■ JOB
Set the listing down again exactly, please, apart from its pictures.

■ ENTRIES SUPPLIED
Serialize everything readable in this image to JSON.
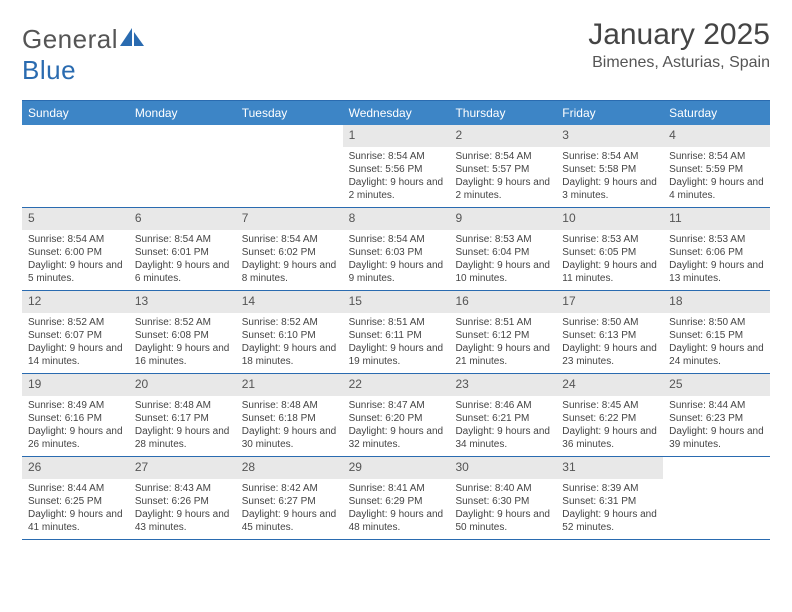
{
  "logo": {
    "text_general": "General",
    "text_blue": "Blue"
  },
  "title": "January 2025",
  "location": "Bimenes, Asturias, Spain",
  "colors": {
    "header_bg": "#3d85c6",
    "header_text": "#ffffff",
    "rule": "#2a6bb0",
    "daynum_bg": "#e8e8e8",
    "text": "#444444",
    "logo_gray": "#555555",
    "logo_blue": "#2a6bb0"
  },
  "day_headers": [
    "Sunday",
    "Monday",
    "Tuesday",
    "Wednesday",
    "Thursday",
    "Friday",
    "Saturday"
  ],
  "weeks": [
    [
      {
        "empty": true
      },
      {
        "empty": true
      },
      {
        "empty": true
      },
      {
        "day": "1",
        "sunrise": "Sunrise: 8:54 AM",
        "sunset": "Sunset: 5:56 PM",
        "daylight": "Daylight: 9 hours and 2 minutes."
      },
      {
        "day": "2",
        "sunrise": "Sunrise: 8:54 AM",
        "sunset": "Sunset: 5:57 PM",
        "daylight": "Daylight: 9 hours and 2 minutes."
      },
      {
        "day": "3",
        "sunrise": "Sunrise: 8:54 AM",
        "sunset": "Sunset: 5:58 PM",
        "daylight": "Daylight: 9 hours and 3 minutes."
      },
      {
        "day": "4",
        "sunrise": "Sunrise: 8:54 AM",
        "sunset": "Sunset: 5:59 PM",
        "daylight": "Daylight: 9 hours and 4 minutes."
      }
    ],
    [
      {
        "day": "5",
        "sunrise": "Sunrise: 8:54 AM",
        "sunset": "Sunset: 6:00 PM",
        "daylight": "Daylight: 9 hours and 5 minutes."
      },
      {
        "day": "6",
        "sunrise": "Sunrise: 8:54 AM",
        "sunset": "Sunset: 6:01 PM",
        "daylight": "Daylight: 9 hours and 6 minutes."
      },
      {
        "day": "7",
        "sunrise": "Sunrise: 8:54 AM",
        "sunset": "Sunset: 6:02 PM",
        "daylight": "Daylight: 9 hours and 8 minutes."
      },
      {
        "day": "8",
        "sunrise": "Sunrise: 8:54 AM",
        "sunset": "Sunset: 6:03 PM",
        "daylight": "Daylight: 9 hours and 9 minutes."
      },
      {
        "day": "9",
        "sunrise": "Sunrise: 8:53 AM",
        "sunset": "Sunset: 6:04 PM",
        "daylight": "Daylight: 9 hours and 10 minutes."
      },
      {
        "day": "10",
        "sunrise": "Sunrise: 8:53 AM",
        "sunset": "Sunset: 6:05 PM",
        "daylight": "Daylight: 9 hours and 11 minutes."
      },
      {
        "day": "11",
        "sunrise": "Sunrise: 8:53 AM",
        "sunset": "Sunset: 6:06 PM",
        "daylight": "Daylight: 9 hours and 13 minutes."
      }
    ],
    [
      {
        "day": "12",
        "sunrise": "Sunrise: 8:52 AM",
        "sunset": "Sunset: 6:07 PM",
        "daylight": "Daylight: 9 hours and 14 minutes."
      },
      {
        "day": "13",
        "sunrise": "Sunrise: 8:52 AM",
        "sunset": "Sunset: 6:08 PM",
        "daylight": "Daylight: 9 hours and 16 minutes."
      },
      {
        "day": "14",
        "sunrise": "Sunrise: 8:52 AM",
        "sunset": "Sunset: 6:10 PM",
        "daylight": "Daylight: 9 hours and 18 minutes."
      },
      {
        "day": "15",
        "sunrise": "Sunrise: 8:51 AM",
        "sunset": "Sunset: 6:11 PM",
        "daylight": "Daylight: 9 hours and 19 minutes."
      },
      {
        "day": "16",
        "sunrise": "Sunrise: 8:51 AM",
        "sunset": "Sunset: 6:12 PM",
        "daylight": "Daylight: 9 hours and 21 minutes."
      },
      {
        "day": "17",
        "sunrise": "Sunrise: 8:50 AM",
        "sunset": "Sunset: 6:13 PM",
        "daylight": "Daylight: 9 hours and 23 minutes."
      },
      {
        "day": "18",
        "sunrise": "Sunrise: 8:50 AM",
        "sunset": "Sunset: 6:15 PM",
        "daylight": "Daylight: 9 hours and 24 minutes."
      }
    ],
    [
      {
        "day": "19",
        "sunrise": "Sunrise: 8:49 AM",
        "sunset": "Sunset: 6:16 PM",
        "daylight": "Daylight: 9 hours and 26 minutes."
      },
      {
        "day": "20",
        "sunrise": "Sunrise: 8:48 AM",
        "sunset": "Sunset: 6:17 PM",
        "daylight": "Daylight: 9 hours and 28 minutes."
      },
      {
        "day": "21",
        "sunrise": "Sunrise: 8:48 AM",
        "sunset": "Sunset: 6:18 PM",
        "daylight": "Daylight: 9 hours and 30 minutes."
      },
      {
        "day": "22",
        "sunrise": "Sunrise: 8:47 AM",
        "sunset": "Sunset: 6:20 PM",
        "daylight": "Daylight: 9 hours and 32 minutes."
      },
      {
        "day": "23",
        "sunrise": "Sunrise: 8:46 AM",
        "sunset": "Sunset: 6:21 PM",
        "daylight": "Daylight: 9 hours and 34 minutes."
      },
      {
        "day": "24",
        "sunrise": "Sunrise: 8:45 AM",
        "sunset": "Sunset: 6:22 PM",
        "daylight": "Daylight: 9 hours and 36 minutes."
      },
      {
        "day": "25",
        "sunrise": "Sunrise: 8:44 AM",
        "sunset": "Sunset: 6:23 PM",
        "daylight": "Daylight: 9 hours and 39 minutes."
      }
    ],
    [
      {
        "day": "26",
        "sunrise": "Sunrise: 8:44 AM",
        "sunset": "Sunset: 6:25 PM",
        "daylight": "Daylight: 9 hours and 41 minutes."
      },
      {
        "day": "27",
        "sunrise": "Sunrise: 8:43 AM",
        "sunset": "Sunset: 6:26 PM",
        "daylight": "Daylight: 9 hours and 43 minutes."
      },
      {
        "day": "28",
        "sunrise": "Sunrise: 8:42 AM",
        "sunset": "Sunset: 6:27 PM",
        "daylight": "Daylight: 9 hours and 45 minutes."
      },
      {
        "day": "29",
        "sunrise": "Sunrise: 8:41 AM",
        "sunset": "Sunset: 6:29 PM",
        "daylight": "Daylight: 9 hours and 48 minutes."
      },
      {
        "day": "30",
        "sunrise": "Sunrise: 8:40 AM",
        "sunset": "Sunset: 6:30 PM",
        "daylight": "Daylight: 9 hours and 50 minutes."
      },
      {
        "day": "31",
        "sunrise": "Sunrise: 8:39 AM",
        "sunset": "Sunset: 6:31 PM",
        "daylight": "Daylight: 9 hours and 52 minutes."
      },
      {
        "empty": true
      }
    ]
  ]
}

■ WRITTEN ANSWER
Serialize everything readable in this image to JSON.
{
  "logo": {
    "text_general": "General",
    "text_blue": "Blue"
  },
  "title": "January 2025",
  "location": "Bimenes, Asturias, Spain",
  "colors": {
    "header_bg": "#3d85c6",
    "header_text": "#ffffff",
    "rule": "#2a6bb0",
    "daynum_bg": "#e8e8e8",
    "text": "#444444",
    "logo_gray": "#555555",
    "logo_blue": "#2a6bb0"
  },
  "day_headers": [
    "Sunday",
    "Monday",
    "Tuesday",
    "Wednesday",
    "Thursday",
    "Friday",
    "Saturday"
  ],
  "weeks": [
    [
      {
        "empty": true
      },
      {
        "empty": true
      },
      {
        "empty": true
      },
      {
        "day": "1",
        "sunrise": "Sunrise: 8:54 AM",
        "sunset": "Sunset: 5:56 PM",
        "daylight": "Daylight: 9 hours and 2 minutes."
      },
      {
        "day": "2",
        "sunrise": "Sunrise: 8:54 AM",
        "sunset": "Sunset: 5:57 PM",
        "daylight": "Daylight: 9 hours and 2 minutes."
      },
      {
        "day": "3",
        "sunrise": "Sunrise: 8:54 AM",
        "sunset": "Sunset: 5:58 PM",
        "daylight": "Daylight: 9 hours and 3 minutes."
      },
      {
        "day": "4",
        "sunrise": "Sunrise: 8:54 AM",
        "sunset": "Sunset: 5:59 PM",
        "daylight": "Daylight: 9 hours and 4 minutes."
      }
    ],
    [
      {
        "day": "5",
        "sunrise": "Sunrise: 8:54 AM",
        "sunset": "Sunset: 6:00 PM",
        "daylight": "Daylight: 9 hours and 5 minutes."
      },
      {
        "day": "6",
        "sunrise": "Sunrise: 8:54 AM",
        "sunset": "Sunset: 6:01 PM",
        "daylight": "Daylight: 9 hours and 6 minutes."
      },
      {
        "day": "7",
        "sunrise": "Sunrise: 8:54 AM",
        "sunset": "Sunset: 6:02 PM",
        "daylight": "Daylight: 9 hours and 8 minutes."
      },
      {
        "day": "8",
        "sunrise": "Sunrise: 8:54 AM",
        "sunset": "Sunset: 6:03 PM",
        "daylight": "Daylight: 9 hours and 9 minutes."
      },
      {
        "day": "9",
        "sunrise": "Sunrise: 8:53 AM",
        "sunset": "Sunset: 6:04 PM",
        "daylight": "Daylight: 9 hours and 10 minutes."
      },
      {
        "day": "10",
        "sunrise": "Sunrise: 8:53 AM",
        "sunset": "Sunset: 6:05 PM",
        "daylight": "Daylight: 9 hours and 11 minutes."
      },
      {
        "day": "11",
        "sunrise": "Sunrise: 8:53 AM",
        "sunset": "Sunset: 6:06 PM",
        "daylight": "Daylight: 9 hours and 13 minutes."
      }
    ],
    [
      {
        "day": "12",
        "sunrise": "Sunrise: 8:52 AM",
        "sunset": "Sunset: 6:07 PM",
        "daylight": "Daylight: 9 hours and 14 minutes."
      },
      {
        "day": "13",
        "sunrise": "Sunrise: 8:52 AM",
        "sunset": "Sunset: 6:08 PM",
        "daylight": "Daylight: 9 hours and 16 minutes."
      },
      {
        "day": "14",
        "sunrise": "Sunrise: 8:52 AM",
        "sunset": "Sunset: 6:10 PM",
        "daylight": "Daylight: 9 hours and 18 minutes."
      },
      {
        "day": "15",
        "sunrise": "Sunrise: 8:51 AM",
        "sunset": "Sunset: 6:11 PM",
        "daylight": "Daylight: 9 hours and 19 minutes."
      },
      {
        "day": "16",
        "sunrise": "Sunrise: 8:51 AM",
        "sunset": "Sunset: 6:12 PM",
        "daylight": "Daylight: 9 hours and 21 minutes."
      },
      {
        "day": "17",
        "sunrise": "Sunrise: 8:50 AM",
        "sunset": "Sunset: 6:13 PM",
        "daylight": "Daylight: 9 hours and 23 minutes."
      },
      {
        "day": "18",
        "sunrise": "Sunrise: 8:50 AM",
        "sunset": "Sunset: 6:15 PM",
        "daylight": "Daylight: 9 hours and 24 minutes."
      }
    ],
    [
      {
        "day": "19",
        "sunrise": "Sunrise: 8:49 AM",
        "sunset": "Sunset: 6:16 PM",
        "daylight": "Daylight: 9 hours and 26 minutes."
      },
      {
        "day": "20",
        "sunrise": "Sunrise: 8:48 AM",
        "sunset": "Sunset: 6:17 PM",
        "daylight": "Daylight: 9 hours and 28 minutes."
      },
      {
        "day": "21",
        "sunrise": "Sunrise: 8:48 AM",
        "sunset": "Sunset: 6:18 PM",
        "daylight": "Daylight: 9 hours and 30 minutes."
      },
      {
        "day": "22",
        "sunrise": "Sunrise: 8:47 AM",
        "sunset": "Sunset: 6:20 PM",
        "daylight": "Daylight: 9 hours and 32 minutes."
      },
      {
        "day": "23",
        "sunrise": "Sunrise: 8:46 AM",
        "sunset": "Sunset: 6:21 PM",
        "daylight": "Daylight: 9 hours and 34 minutes."
      },
      {
        "day": "24",
        "sunrise": "Sunrise: 8:45 AM",
        "sunset": "Sunset: 6:22 PM",
        "daylight": "Daylight: 9 hours and 36 minutes."
      },
      {
        "day": "25",
        "sunrise": "Sunrise: 8:44 AM",
        "sunset": "Sunset: 6:23 PM",
        "daylight": "Daylight: 9 hours and 39 minutes."
      }
    ],
    [
      {
        "day": "26",
        "sunrise": "Sunrise: 8:44 AM",
        "sunset": "Sunset: 6:25 PM",
        "daylight": "Daylight: 9 hours and 41 minutes."
      },
      {
        "day": "27",
        "sunrise": "Sunrise: 8:43 AM",
        "sunset": "Sunset: 6:26 PM",
        "daylight": "Daylight: 9 hours and 43 minutes."
      },
      {
        "day": "28",
        "sunrise": "Sunrise: 8:42 AM",
        "sunset": "Sunset: 6:27 PM",
        "daylight": "Daylight: 9 hours and 45 minutes."
      },
      {
        "day": "29",
        "sunrise": "Sunrise: 8:41 AM",
        "sunset": "Sunset: 6:29 PM",
        "daylight": "Daylight: 9 hours and 48 minutes."
      },
      {
        "day": "30",
        "sunrise": "Sunrise: 8:40 AM",
        "sunset": "Sunset: 6:30 PM",
        "daylight": "Daylight: 9 hours and 50 minutes."
      },
      {
        "day": "31",
        "sunrise": "Sunrise: 8:39 AM",
        "sunset": "Sunset: 6:31 PM",
        "daylight": "Daylight: 9 hours and 52 minutes."
      },
      {
        "empty": true
      }
    ]
  ]
}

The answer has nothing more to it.